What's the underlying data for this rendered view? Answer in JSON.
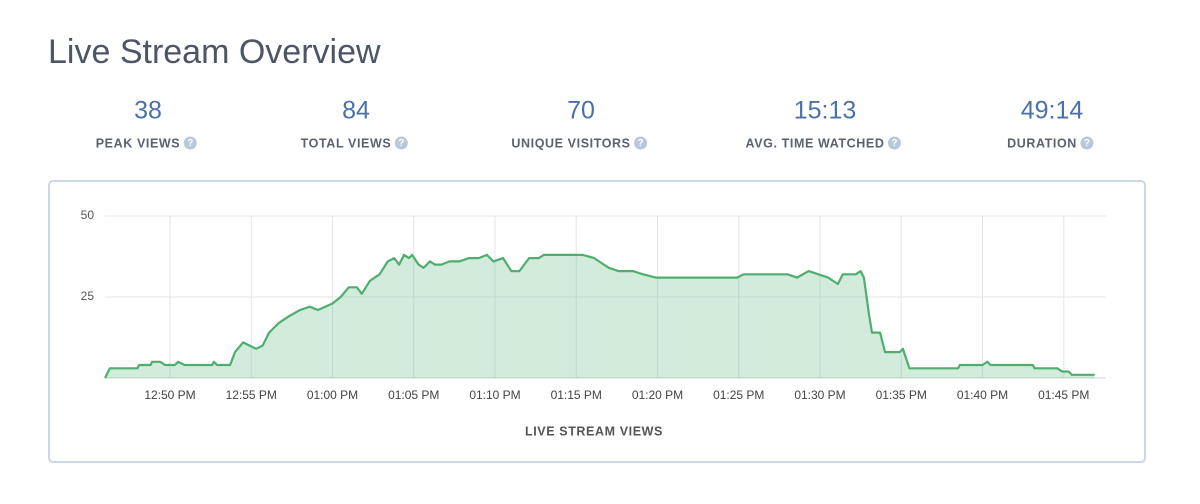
{
  "header": {
    "title": "Live Stream Overview"
  },
  "stats": [
    {
      "value": "38",
      "label": "PEAK VIEWS"
    },
    {
      "value": "84",
      "label": "TOTAL VIEWS"
    },
    {
      "value": "70",
      "label": "UNIQUE VISITORS"
    },
    {
      "value": "15:13",
      "label": "AVG. TIME WATCHED"
    },
    {
      "value": "49:14",
      "label": "DURATION"
    }
  ],
  "chart_data": {
    "type": "area",
    "x_label": "LIVE STREAM VIEWS",
    "color": "#4fae6f",
    "grid": true,
    "x": [
      46.0,
      46.3,
      48.0,
      48.1,
      48.8,
      48.9,
      49.4,
      49.7,
      50.3,
      50.5,
      50.9,
      52.6,
      52.7,
      52.9,
      53.7,
      54.0,
      54.5,
      54.9,
      55.3,
      55.7,
      56.1,
      56.7,
      57.3,
      58.0,
      58.6,
      59.1,
      60.0,
      60.5,
      61.0,
      61.5,
      61.8,
      62.3,
      62.9,
      63.4,
      63.8,
      64.1,
      64.4,
      64.7,
      64.9,
      65.3,
      65.6,
      66.0,
      66.3,
      66.7,
      67.2,
      67.8,
      68.4,
      69.0,
      69.5,
      69.9,
      70.5,
      71.0,
      71.5,
      72.1,
      72.7,
      73.0,
      73.9,
      74.5,
      75.4,
      76.1,
      76.4,
      77.0,
      77.6,
      78.5,
      79.1,
      79.9,
      80.4,
      81.3,
      82.5,
      84.9,
      85.3,
      88.0,
      88.6,
      89.3,
      89.9,
      90.5,
      91.1,
      91.4,
      92.2,
      92.5,
      92.7,
      93.0,
      93.2,
      93.7,
      94.0,
      94.9,
      95.1,
      95.5,
      98.5,
      98.6,
      100.0,
      100.3,
      100.5,
      103.1,
      103.2,
      104.6,
      104.9,
      105.3,
      105.5,
      106.9
    ],
    "values": [
      0,
      3,
      3,
      4,
      4,
      5,
      5,
      4,
      4,
      5,
      4,
      4,
      5,
      4,
      4,
      8,
      11,
      10,
      9,
      10,
      14,
      17,
      19,
      21,
      22,
      21,
      23,
      25,
      28,
      28,
      26,
      30,
      32,
      36,
      37,
      35,
      38,
      37,
      38,
      35,
      34,
      36,
      35,
      35,
      36,
      36,
      37,
      37,
      38,
      36,
      37,
      33,
      33,
      37,
      37,
      38,
      38,
      38,
      38,
      37,
      36,
      34,
      33,
      33,
      32,
      31,
      31,
      31,
      31,
      31,
      32,
      32,
      31,
      33,
      32,
      31,
      29,
      32,
      32,
      33,
      31,
      20,
      14,
      14,
      8,
      8,
      9,
      3,
      3,
      4,
      4,
      5,
      4,
      4,
      3,
      3,
      2,
      2,
      1,
      1
    ],
    "xlim": [
      46,
      107.6
    ],
    "ylim": [
      0,
      50
    ],
    "yticks": [
      25,
      50
    ],
    "xticks": [
      {
        "value": 50,
        "label": "12:50 PM"
      },
      {
        "value": 55,
        "label": "12:55 PM"
      },
      {
        "value": 60,
        "label": "01:00 PM"
      },
      {
        "value": 65,
        "label": "01:05 PM"
      },
      {
        "value": 70,
        "label": "01:10 PM"
      },
      {
        "value": 75,
        "label": "01:15 PM"
      },
      {
        "value": 80,
        "label": "01:20 PM"
      },
      {
        "value": 85,
        "label": "01:25 PM"
      },
      {
        "value": 90,
        "label": "01:30 PM"
      },
      {
        "value": 95,
        "label": "01:35 PM"
      },
      {
        "value": 100,
        "label": "01:40 PM"
      },
      {
        "value": 105,
        "label": "01:45 PM"
      }
    ]
  }
}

================================

## EXERCISE
Copy out every line of the material above exactly, skipping the pictures.

## RESULT FOR THIS TASK
What's the underlying data for this rendered view? Answer in JSON.
{
  "header": {
    "title": "Live Stream Overview"
  },
  "stats": [
    {
      "value": "38",
      "label": "PEAK VIEWS"
    },
    {
      "value": "84",
      "label": "TOTAL VIEWS"
    },
    {
      "value": "70",
      "label": "UNIQUE VISITORS"
    },
    {
      "value": "15:13",
      "label": "AVG. TIME WATCHED"
    },
    {
      "value": "49:14",
      "label": "DURATION"
    }
  ],
  "chart_data": {
    "type": "area",
    "x_label": "LIVE STREAM VIEWS",
    "color": "#4fae6f",
    "grid": true,
    "x": [
      46.0,
      46.3,
      48.0,
      48.1,
      48.8,
      48.9,
      49.4,
      49.7,
      50.3,
      50.5,
      50.9,
      52.6,
      52.7,
      52.9,
      53.7,
      54.0,
      54.5,
      54.9,
      55.3,
      55.7,
      56.1,
      56.7,
      57.3,
      58.0,
      58.6,
      59.1,
      60.0,
      60.5,
      61.0,
      61.5,
      61.8,
      62.3,
      62.9,
      63.4,
      63.8,
      64.1,
      64.4,
      64.7,
      64.9,
      65.3,
      65.6,
      66.0,
      66.3,
      66.7,
      67.2,
      67.8,
      68.4,
      69.0,
      69.5,
      69.9,
      70.5,
      71.0,
      71.5,
      72.1,
      72.7,
      73.0,
      73.9,
      74.5,
      75.4,
      76.1,
      76.4,
      77.0,
      77.6,
      78.5,
      79.1,
      79.9,
      80.4,
      81.3,
      82.5,
      84.9,
      85.3,
      88.0,
      88.6,
      89.3,
      89.9,
      90.5,
      91.1,
      91.4,
      92.2,
      92.5,
      92.7,
      93.0,
      93.2,
      93.7,
      94.0,
      94.9,
      95.1,
      95.5,
      98.5,
      98.6,
      100.0,
      100.3,
      100.5,
      103.1,
      103.2,
      104.6,
      104.9,
      105.3,
      105.5,
      106.9
    ],
    "values": [
      0,
      3,
      3,
      4,
      4,
      5,
      5,
      4,
      4,
      5,
      4,
      4,
      5,
      4,
      4,
      8,
      11,
      10,
      9,
      10,
      14,
      17,
      19,
      21,
      22,
      21,
      23,
      25,
      28,
      28,
      26,
      30,
      32,
      36,
      37,
      35,
      38,
      37,
      38,
      35,
      34,
      36,
      35,
      35,
      36,
      36,
      37,
      37,
      38,
      36,
      37,
      33,
      33,
      37,
      37,
      38,
      38,
      38,
      38,
      37,
      36,
      34,
      33,
      33,
      32,
      31,
      31,
      31,
      31,
      31,
      32,
      32,
      31,
      33,
      32,
      31,
      29,
      32,
      32,
      33,
      31,
      20,
      14,
      14,
      8,
      8,
      9,
      3,
      3,
      4,
      4,
      5,
      4,
      4,
      3,
      3,
      2,
      2,
      1,
      1
    ],
    "xlim": [
      46,
      107.6
    ],
    "ylim": [
      0,
      50
    ],
    "yticks": [
      25,
      50
    ],
    "xticks": [
      {
        "value": 50,
        "label": "12:50 PM"
      },
      {
        "value": 55,
        "label": "12:55 PM"
      },
      {
        "value": 60,
        "label": "01:00 PM"
      },
      {
        "value": 65,
        "label": "01:05 PM"
      },
      {
        "value": 70,
        "label": "01:10 PM"
      },
      {
        "value": 75,
        "label": "01:15 PM"
      },
      {
        "value": 80,
        "label": "01:20 PM"
      },
      {
        "value": 85,
        "label": "01:25 PM"
      },
      {
        "value": 90,
        "label": "01:30 PM"
      },
      {
        "value": 95,
        "label": "01:35 PM"
      },
      {
        "value": 100,
        "label": "01:40 PM"
      },
      {
        "value": 105,
        "label": "01:45 PM"
      }
    ]
  }
}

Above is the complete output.